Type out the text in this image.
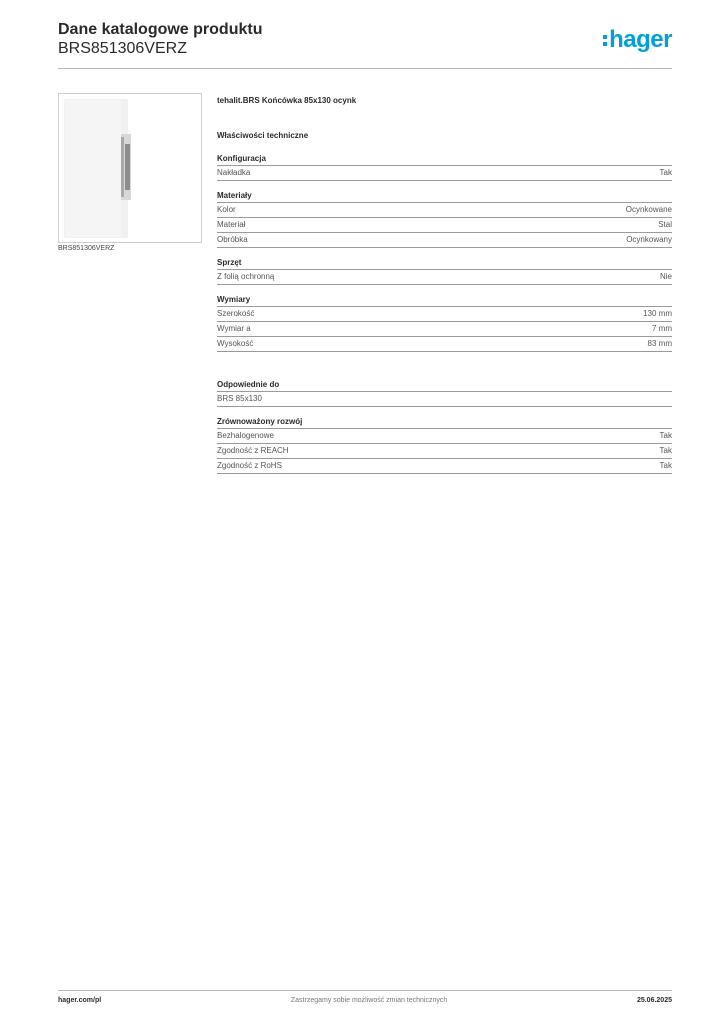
Dane katalogowe produktu
BRS851306VERZ	hager
BRS851306VERZ
tehalit.BRS Końcówka 85x130 ocynk
Właściwości techniczne
Konfiguracja
Nakładka	Tak
Materiały
Kolor	Ocynkowane
Materiał	Stal
Obróbka	Ocynkowany
Sprzęt
Z folią ochronną	Nie
Wymiary
Szerokość	130 mm
Wymiar a	7 mm
Wysokość	83 mm
Odpowiednie do
BRS 85x130
Zrównoważony rozwój
Bezhalogenowe	Tak
Zgodność z REACH	Tak
Zgodność z RoHS	Tak
hager.com/pl	Zastrzegamy sobie możliwość zmian technicznych	25.06.2025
===
Work required:
Take every line above carrying "Zgodność" and return it.

Task solution:
Zgodność z REACH	Tak
Zgodność z RoHS	Tak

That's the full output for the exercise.